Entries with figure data
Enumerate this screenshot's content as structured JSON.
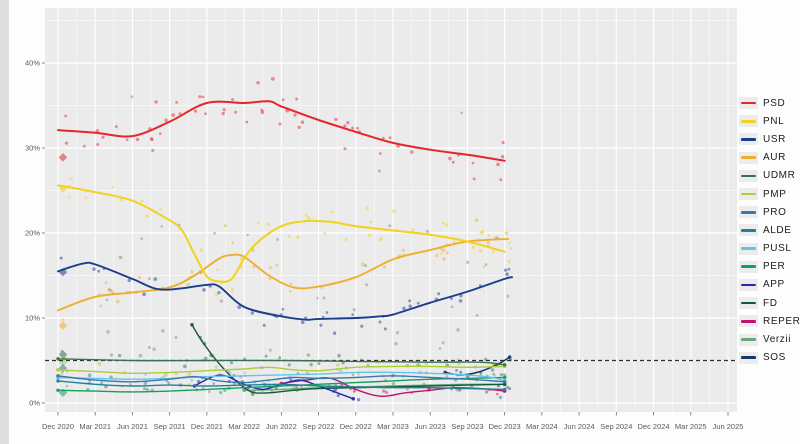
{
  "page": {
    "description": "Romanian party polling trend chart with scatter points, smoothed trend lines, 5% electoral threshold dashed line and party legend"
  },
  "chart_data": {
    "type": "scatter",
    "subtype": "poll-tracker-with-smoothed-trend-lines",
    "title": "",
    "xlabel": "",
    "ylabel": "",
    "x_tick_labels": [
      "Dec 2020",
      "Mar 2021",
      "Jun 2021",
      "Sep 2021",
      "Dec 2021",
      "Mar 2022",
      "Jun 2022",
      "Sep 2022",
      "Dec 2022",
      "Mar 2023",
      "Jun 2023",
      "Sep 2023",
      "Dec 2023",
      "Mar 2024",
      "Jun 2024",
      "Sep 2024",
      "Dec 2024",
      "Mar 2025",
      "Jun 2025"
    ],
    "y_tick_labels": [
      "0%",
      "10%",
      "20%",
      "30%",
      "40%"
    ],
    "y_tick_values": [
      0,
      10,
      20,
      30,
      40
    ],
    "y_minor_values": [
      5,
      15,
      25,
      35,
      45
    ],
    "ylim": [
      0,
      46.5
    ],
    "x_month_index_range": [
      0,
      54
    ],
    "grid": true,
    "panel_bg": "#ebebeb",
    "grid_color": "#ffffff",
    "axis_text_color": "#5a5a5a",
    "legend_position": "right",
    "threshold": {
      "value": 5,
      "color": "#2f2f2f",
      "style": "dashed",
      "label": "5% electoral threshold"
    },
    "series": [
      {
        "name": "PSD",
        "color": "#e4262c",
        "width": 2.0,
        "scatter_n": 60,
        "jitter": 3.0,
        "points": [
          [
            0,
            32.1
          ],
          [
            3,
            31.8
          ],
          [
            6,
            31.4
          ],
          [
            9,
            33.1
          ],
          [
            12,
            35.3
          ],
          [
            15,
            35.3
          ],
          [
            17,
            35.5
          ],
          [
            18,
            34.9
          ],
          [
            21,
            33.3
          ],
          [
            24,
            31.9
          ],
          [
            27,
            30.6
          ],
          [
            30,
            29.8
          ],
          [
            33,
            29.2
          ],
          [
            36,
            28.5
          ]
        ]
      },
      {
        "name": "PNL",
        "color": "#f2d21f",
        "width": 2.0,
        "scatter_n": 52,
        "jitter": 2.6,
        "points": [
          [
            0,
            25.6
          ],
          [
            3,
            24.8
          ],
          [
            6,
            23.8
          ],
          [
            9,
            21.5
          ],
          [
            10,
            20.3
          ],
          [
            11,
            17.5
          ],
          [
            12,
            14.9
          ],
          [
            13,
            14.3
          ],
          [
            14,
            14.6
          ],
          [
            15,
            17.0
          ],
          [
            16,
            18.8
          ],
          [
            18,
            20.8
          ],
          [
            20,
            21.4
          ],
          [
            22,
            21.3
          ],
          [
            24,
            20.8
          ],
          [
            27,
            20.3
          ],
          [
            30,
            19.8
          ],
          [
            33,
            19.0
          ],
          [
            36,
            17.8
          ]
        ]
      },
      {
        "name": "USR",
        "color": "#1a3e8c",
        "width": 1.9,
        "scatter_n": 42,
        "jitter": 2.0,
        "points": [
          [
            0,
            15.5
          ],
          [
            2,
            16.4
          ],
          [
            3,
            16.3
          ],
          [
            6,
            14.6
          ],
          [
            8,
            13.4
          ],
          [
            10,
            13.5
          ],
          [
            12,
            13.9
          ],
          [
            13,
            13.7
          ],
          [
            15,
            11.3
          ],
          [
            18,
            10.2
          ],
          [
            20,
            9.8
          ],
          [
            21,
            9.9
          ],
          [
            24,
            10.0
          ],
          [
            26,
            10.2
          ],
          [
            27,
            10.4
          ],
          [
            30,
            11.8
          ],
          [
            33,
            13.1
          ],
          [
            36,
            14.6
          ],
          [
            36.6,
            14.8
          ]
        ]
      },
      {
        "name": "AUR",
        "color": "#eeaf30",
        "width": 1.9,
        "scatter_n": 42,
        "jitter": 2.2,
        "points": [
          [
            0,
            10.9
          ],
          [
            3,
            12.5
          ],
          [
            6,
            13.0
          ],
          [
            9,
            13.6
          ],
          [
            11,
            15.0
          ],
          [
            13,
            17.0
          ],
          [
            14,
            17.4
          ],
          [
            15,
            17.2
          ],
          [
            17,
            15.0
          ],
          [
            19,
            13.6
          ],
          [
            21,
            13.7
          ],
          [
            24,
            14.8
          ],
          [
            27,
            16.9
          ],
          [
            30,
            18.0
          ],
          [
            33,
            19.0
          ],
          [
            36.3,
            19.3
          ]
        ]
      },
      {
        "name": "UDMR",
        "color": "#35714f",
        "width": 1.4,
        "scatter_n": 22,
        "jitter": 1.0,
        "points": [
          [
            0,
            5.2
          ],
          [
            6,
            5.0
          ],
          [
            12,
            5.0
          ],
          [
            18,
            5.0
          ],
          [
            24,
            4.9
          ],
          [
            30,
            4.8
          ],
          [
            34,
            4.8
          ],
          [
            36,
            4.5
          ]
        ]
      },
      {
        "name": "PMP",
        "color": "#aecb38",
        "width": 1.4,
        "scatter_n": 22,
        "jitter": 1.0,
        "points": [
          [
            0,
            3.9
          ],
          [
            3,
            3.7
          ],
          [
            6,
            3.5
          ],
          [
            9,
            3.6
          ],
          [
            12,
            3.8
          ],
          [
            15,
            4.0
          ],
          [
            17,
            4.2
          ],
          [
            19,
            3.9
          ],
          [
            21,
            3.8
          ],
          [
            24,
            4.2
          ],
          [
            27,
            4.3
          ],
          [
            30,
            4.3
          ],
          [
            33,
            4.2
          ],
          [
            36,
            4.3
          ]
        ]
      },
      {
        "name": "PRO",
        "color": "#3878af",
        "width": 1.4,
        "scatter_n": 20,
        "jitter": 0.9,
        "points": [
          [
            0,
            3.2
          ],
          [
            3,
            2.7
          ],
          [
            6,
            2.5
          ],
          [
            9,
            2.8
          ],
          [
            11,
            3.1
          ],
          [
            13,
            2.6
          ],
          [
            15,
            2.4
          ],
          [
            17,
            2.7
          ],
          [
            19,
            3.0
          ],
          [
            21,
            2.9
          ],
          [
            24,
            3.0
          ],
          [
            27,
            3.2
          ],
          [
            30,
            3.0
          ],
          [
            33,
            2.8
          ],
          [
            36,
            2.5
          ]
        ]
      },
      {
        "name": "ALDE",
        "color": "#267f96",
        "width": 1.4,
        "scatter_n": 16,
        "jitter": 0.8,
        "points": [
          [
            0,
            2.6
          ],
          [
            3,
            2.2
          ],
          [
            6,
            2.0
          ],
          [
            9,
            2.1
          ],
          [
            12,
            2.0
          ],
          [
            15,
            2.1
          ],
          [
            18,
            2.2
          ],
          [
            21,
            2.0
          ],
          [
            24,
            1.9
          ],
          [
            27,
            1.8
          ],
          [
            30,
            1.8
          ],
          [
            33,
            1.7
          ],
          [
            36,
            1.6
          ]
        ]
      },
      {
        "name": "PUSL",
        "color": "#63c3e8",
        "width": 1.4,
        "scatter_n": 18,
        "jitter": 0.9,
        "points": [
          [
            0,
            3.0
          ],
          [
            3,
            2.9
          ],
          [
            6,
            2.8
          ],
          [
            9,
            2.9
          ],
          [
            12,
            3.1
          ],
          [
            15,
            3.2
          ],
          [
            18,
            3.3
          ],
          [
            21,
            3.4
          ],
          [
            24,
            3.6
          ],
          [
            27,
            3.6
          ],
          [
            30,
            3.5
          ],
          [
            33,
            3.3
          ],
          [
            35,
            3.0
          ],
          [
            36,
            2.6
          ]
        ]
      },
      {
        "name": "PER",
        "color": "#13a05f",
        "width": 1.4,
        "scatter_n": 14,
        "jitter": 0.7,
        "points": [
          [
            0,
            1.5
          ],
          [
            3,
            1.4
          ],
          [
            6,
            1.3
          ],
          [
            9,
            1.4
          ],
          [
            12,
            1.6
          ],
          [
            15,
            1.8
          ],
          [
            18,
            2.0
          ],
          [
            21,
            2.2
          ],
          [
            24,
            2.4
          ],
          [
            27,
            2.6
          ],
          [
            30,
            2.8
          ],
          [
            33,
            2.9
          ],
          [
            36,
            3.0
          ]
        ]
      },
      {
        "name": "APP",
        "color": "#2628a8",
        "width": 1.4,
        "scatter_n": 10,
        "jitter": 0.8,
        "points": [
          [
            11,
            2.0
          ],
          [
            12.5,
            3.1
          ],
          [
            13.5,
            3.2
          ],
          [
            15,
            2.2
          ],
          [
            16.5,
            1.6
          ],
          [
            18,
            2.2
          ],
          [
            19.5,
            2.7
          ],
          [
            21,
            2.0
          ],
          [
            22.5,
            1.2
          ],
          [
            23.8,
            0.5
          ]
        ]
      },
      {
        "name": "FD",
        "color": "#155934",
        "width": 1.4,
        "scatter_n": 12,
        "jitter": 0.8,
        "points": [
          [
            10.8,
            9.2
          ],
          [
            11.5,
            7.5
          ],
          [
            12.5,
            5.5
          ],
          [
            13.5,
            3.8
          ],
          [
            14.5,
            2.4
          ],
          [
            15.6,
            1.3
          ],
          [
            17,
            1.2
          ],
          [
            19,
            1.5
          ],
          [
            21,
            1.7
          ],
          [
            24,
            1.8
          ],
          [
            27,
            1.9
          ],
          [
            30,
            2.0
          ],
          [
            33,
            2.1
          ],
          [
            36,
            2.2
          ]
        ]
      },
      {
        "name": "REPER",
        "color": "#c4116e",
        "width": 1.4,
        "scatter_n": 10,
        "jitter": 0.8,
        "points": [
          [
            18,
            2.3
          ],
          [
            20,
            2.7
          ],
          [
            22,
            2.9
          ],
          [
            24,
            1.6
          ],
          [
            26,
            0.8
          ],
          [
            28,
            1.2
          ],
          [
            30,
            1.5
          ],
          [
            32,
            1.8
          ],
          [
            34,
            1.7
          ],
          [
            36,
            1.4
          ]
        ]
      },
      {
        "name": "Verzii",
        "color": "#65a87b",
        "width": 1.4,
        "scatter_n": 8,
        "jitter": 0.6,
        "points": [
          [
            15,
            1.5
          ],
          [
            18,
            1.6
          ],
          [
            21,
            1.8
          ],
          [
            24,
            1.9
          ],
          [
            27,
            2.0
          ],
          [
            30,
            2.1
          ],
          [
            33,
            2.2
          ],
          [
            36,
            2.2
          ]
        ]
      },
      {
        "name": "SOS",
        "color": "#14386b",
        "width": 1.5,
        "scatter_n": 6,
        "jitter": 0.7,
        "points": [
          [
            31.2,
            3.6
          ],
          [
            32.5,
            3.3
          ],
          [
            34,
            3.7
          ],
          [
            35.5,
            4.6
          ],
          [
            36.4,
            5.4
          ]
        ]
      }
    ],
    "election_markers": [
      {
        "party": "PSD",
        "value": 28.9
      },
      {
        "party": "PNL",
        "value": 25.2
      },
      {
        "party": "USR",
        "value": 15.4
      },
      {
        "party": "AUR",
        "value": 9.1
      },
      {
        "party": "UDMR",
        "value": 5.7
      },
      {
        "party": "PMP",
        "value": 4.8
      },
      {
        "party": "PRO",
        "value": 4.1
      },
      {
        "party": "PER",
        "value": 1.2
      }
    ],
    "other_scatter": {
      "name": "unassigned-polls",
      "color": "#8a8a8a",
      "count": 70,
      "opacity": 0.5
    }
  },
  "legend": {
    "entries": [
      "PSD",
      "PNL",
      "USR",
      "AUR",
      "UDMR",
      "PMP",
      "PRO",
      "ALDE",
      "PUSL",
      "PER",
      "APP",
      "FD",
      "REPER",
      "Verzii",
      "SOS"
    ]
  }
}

* * *

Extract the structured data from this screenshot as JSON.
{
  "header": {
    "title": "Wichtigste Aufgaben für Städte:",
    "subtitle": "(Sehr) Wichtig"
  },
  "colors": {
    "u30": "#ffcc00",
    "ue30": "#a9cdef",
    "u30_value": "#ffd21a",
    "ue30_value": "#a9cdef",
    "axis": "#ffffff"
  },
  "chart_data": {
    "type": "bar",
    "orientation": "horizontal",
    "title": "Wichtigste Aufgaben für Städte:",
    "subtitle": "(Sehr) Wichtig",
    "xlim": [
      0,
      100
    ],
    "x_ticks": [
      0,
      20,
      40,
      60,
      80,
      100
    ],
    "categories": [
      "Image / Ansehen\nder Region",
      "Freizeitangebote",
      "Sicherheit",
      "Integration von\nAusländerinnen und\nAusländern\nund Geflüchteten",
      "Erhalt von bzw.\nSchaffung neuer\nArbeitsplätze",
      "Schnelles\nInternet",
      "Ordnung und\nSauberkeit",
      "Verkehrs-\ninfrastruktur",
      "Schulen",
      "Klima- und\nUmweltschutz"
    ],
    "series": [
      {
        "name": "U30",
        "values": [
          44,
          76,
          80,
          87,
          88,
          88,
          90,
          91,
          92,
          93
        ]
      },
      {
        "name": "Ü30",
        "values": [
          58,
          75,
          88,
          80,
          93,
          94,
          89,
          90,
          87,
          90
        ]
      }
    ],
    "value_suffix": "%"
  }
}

* * *

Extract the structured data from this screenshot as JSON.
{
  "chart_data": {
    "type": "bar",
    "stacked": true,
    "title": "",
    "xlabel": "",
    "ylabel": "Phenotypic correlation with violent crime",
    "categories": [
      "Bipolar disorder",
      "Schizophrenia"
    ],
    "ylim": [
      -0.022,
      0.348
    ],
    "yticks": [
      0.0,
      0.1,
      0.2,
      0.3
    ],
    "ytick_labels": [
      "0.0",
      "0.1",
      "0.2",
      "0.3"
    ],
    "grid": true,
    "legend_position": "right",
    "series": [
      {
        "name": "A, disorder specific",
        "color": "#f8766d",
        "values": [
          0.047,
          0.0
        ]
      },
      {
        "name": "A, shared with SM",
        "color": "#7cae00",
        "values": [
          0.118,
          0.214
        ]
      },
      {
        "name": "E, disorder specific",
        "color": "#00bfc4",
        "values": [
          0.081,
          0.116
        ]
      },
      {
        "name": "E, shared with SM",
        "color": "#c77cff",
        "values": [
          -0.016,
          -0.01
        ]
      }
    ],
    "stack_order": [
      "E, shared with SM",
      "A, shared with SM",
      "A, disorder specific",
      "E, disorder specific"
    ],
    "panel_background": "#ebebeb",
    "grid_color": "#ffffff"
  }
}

_EXERCISE TASK_: Return only those lines of the records that contain the string "subtitle".

_WORKED ANSWER_:
    "subtitle": "(Sehr) Wichtig"
    "subtitle": "(Sehr) Wichtig",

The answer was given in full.